Data to process:
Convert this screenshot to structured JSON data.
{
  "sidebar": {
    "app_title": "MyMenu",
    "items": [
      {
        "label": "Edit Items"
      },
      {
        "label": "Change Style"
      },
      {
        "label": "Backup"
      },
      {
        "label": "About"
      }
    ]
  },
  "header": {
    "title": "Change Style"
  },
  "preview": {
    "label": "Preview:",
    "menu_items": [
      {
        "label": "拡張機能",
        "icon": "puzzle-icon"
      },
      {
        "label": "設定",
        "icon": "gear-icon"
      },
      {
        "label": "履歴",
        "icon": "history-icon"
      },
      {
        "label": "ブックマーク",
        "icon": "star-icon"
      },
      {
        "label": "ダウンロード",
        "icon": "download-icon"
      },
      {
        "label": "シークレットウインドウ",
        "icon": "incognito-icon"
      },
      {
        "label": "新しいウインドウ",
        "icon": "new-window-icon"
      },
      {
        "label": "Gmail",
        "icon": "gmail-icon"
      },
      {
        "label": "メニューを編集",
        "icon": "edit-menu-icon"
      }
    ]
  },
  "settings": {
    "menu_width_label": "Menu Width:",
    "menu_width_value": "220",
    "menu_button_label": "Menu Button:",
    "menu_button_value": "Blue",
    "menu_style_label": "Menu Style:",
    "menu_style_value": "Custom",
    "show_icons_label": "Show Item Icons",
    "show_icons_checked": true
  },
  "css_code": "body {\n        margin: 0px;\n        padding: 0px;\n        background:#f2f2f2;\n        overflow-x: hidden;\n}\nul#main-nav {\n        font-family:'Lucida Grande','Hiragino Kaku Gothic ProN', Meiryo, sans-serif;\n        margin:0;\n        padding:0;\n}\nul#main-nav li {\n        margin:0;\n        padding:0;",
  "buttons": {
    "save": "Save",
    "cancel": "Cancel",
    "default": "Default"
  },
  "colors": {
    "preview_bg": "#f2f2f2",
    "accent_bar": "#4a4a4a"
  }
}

What to work on:
Word for word, restate all of the data shown above.

Solution to the exercise:
Convert this screenshot to structured JSON data.
{
  "sidebar": {
    "app_title": "MyMenu",
    "items": [
      {
        "label": "Edit Items"
      },
      {
        "label": "Change Style"
      },
      {
        "label": "Backup"
      },
      {
        "label": "About"
      }
    ]
  },
  "header": {
    "title": "Change Style"
  },
  "preview": {
    "label": "Preview:",
    "menu_items": [
      {
        "label": "拡張機能",
        "icon": "puzzle-icon"
      },
      {
        "label": "設定",
        "icon": "gear-icon"
      },
      {
        "label": "履歴",
        "icon": "history-icon"
      },
      {
        "label": "ブックマーク",
        "icon": "star-icon"
      },
      {
        "label": "ダウンロード",
        "icon": "download-icon"
      },
      {
        "label": "シークレットウインドウ",
        "icon": "incognito-icon"
      },
      {
        "label": "新しいウインドウ",
        "icon": "new-window-icon"
      },
      {
        "label": "Gmail",
        "icon": "gmail-icon"
      },
      {
        "label": "メニューを編集",
        "icon": "edit-menu-icon"
      }
    ]
  },
  "settings": {
    "menu_width_label": "Menu Width:",
    "menu_width_value": "220",
    "menu_button_label": "Menu Button:",
    "menu_button_value": "Blue",
    "menu_style_label": "Menu Style:",
    "menu_style_value": "Custom",
    "show_icons_label": "Show Item Icons",
    "show_icons_checked": true
  },
  "css_code": "body {\n        margin: 0px;\n        padding: 0px;\n        background:#f2f2f2;\n        overflow-x: hidden;\n}\nul#main-nav {\n        font-family:'Lucida Grande','Hiragino Kaku Gothic ProN', Meiryo, sans-serif;\n        margin:0;\n        padding:0;\n}\nul#main-nav li {\n        margin:0;\n        padding:0;",
  "buttons": {
    "save": "Save",
    "cancel": "Cancel",
    "default": "Default"
  },
  "colors": {
    "preview_bg": "#f2f2f2",
    "accent_bar": "#4a4a4a"
  }
}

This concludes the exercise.